***** Data in this exercise *****

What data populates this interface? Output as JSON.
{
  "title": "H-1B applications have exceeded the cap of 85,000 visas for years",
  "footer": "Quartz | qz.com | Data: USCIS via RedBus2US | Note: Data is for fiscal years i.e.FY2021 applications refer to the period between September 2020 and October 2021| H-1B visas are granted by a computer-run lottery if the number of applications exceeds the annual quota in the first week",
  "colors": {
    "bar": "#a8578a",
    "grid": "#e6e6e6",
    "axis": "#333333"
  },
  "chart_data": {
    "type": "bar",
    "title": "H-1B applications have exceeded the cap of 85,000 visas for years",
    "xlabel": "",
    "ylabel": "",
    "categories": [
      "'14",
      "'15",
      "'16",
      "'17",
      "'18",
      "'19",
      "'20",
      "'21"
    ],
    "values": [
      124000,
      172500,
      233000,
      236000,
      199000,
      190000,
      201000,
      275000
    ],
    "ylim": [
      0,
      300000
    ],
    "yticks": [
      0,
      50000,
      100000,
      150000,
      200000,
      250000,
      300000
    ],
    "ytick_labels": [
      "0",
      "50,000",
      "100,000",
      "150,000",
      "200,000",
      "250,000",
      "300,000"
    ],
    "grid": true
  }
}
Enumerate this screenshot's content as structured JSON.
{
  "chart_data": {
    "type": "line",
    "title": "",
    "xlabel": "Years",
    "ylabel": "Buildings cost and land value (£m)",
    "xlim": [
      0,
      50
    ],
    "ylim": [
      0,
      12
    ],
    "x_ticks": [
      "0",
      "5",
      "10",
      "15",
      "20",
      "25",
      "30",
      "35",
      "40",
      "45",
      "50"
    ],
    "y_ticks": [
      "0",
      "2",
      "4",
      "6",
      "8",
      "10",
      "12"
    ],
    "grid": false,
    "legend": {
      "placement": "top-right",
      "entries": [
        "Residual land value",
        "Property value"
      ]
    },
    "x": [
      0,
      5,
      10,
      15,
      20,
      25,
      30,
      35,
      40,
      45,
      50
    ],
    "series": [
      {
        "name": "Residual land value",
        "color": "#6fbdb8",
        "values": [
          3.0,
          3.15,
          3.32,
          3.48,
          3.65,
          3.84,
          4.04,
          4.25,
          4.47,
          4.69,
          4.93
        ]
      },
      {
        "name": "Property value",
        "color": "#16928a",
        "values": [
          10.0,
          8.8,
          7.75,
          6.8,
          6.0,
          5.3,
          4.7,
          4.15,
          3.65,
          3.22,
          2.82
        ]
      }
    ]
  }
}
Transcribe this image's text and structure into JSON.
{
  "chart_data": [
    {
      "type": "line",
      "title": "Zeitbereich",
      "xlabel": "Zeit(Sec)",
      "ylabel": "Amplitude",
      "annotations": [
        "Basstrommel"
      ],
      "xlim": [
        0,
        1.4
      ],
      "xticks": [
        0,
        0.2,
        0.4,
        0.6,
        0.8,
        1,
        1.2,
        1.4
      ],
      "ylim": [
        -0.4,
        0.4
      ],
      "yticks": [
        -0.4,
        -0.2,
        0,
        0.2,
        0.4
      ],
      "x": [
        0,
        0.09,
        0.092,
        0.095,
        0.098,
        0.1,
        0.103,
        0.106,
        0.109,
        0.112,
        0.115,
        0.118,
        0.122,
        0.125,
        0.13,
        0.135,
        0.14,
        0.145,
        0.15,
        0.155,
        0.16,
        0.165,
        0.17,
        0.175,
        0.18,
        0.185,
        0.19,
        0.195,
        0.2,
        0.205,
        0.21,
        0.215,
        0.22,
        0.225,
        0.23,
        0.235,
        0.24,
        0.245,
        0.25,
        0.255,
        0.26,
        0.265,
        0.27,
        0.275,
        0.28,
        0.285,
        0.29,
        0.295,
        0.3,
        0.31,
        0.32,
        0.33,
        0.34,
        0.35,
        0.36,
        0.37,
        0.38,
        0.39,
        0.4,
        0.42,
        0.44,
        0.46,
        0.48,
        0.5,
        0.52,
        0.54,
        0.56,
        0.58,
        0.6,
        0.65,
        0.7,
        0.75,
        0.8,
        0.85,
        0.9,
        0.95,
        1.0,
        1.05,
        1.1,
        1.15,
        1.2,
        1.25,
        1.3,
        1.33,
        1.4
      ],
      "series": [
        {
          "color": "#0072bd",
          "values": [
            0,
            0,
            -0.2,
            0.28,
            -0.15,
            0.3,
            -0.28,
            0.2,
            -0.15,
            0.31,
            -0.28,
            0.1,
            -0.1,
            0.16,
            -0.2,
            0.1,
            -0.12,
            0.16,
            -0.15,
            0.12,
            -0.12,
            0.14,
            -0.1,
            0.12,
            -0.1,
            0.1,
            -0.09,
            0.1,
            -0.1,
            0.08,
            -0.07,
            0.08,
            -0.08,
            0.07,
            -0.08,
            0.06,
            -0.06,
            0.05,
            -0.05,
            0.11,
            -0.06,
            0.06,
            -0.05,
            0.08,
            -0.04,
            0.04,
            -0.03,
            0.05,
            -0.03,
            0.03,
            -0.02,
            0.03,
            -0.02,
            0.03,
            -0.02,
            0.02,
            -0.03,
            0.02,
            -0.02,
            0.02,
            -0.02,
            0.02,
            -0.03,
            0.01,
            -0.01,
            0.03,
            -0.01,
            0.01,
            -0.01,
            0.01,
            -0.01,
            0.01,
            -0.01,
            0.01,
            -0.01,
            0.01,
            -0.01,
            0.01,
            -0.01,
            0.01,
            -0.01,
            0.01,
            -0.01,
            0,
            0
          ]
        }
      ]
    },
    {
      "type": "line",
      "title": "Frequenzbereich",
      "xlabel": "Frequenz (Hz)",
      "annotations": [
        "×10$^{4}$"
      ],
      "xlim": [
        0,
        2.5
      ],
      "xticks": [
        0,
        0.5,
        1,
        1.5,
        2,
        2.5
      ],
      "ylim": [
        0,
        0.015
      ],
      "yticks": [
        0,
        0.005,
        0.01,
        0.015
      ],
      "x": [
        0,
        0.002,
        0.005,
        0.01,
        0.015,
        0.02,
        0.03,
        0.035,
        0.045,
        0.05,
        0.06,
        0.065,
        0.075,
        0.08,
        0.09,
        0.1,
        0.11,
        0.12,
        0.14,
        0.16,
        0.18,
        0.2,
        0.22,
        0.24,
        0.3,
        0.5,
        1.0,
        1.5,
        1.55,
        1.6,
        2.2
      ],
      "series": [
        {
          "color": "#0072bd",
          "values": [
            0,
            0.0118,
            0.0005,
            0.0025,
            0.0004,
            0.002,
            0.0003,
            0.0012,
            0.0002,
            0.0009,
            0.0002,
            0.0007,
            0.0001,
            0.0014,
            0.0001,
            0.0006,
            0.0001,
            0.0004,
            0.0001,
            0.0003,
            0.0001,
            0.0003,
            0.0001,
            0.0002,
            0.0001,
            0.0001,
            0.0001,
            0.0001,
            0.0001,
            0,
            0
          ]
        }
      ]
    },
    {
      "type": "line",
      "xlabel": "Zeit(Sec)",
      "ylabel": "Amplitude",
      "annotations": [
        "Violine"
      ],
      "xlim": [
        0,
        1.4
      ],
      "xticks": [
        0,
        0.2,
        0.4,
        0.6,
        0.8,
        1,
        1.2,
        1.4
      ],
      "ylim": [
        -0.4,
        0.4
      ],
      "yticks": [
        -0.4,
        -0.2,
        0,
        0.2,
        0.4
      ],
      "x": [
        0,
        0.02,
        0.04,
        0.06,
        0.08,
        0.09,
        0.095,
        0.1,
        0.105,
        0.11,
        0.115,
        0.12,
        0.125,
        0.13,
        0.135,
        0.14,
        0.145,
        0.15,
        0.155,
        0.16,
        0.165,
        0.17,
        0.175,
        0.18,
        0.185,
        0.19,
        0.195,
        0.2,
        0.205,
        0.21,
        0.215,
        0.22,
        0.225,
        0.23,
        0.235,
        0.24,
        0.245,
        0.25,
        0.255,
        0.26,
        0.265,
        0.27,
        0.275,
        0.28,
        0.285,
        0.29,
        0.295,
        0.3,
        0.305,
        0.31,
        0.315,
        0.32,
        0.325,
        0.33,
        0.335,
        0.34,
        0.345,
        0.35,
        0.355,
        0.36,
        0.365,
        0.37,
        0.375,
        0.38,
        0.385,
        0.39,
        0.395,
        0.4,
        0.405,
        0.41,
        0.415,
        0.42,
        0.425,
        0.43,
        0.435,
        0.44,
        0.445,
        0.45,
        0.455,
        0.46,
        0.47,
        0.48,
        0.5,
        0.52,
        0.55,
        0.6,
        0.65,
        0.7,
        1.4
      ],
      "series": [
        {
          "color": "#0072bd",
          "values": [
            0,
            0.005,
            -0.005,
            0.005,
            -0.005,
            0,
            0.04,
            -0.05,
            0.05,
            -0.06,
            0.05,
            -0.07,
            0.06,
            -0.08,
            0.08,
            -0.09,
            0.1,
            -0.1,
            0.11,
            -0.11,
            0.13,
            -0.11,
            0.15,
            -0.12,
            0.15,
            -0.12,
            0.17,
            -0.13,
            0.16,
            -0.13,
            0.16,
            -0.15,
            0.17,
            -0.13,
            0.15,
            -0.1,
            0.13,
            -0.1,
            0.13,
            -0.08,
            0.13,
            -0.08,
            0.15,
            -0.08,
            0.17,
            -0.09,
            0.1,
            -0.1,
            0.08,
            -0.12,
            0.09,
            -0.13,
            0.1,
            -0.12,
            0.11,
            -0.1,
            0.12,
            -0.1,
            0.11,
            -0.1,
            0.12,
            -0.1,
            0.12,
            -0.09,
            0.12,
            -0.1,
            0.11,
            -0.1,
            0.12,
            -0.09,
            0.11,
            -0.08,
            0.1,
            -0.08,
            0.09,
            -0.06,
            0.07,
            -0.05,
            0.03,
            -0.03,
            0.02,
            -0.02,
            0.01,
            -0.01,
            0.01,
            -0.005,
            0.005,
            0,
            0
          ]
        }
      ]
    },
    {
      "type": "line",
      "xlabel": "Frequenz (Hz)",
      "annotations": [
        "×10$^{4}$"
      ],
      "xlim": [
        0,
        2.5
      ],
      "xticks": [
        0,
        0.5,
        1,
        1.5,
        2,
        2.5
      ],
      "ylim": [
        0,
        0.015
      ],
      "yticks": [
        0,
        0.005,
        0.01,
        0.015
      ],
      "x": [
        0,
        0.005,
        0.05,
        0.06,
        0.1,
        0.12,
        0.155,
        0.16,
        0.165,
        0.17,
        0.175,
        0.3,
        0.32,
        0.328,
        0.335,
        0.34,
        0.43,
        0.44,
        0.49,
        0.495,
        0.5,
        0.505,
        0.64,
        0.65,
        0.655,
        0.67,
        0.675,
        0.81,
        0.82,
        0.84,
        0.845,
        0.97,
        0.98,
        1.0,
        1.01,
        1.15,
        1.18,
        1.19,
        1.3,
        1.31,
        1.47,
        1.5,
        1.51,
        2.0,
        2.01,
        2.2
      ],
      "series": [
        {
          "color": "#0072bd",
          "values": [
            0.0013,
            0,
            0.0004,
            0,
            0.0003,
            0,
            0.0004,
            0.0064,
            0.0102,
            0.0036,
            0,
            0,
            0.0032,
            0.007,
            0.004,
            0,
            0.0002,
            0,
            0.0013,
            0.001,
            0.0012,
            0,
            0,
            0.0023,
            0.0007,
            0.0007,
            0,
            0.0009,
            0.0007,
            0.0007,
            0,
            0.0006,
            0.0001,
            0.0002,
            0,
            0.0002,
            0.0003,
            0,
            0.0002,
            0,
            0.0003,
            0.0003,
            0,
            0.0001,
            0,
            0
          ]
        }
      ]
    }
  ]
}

*****

» **Task directions**
Scan the listing above for the word "exceeded" and copy every line that holds it.

» **Expected answer**
  "title": "H-1B applications have exceeded the cap of 85,000 visas for years",
    "title": "H-1B applications have exceeded the cap of 85,000 visas for years",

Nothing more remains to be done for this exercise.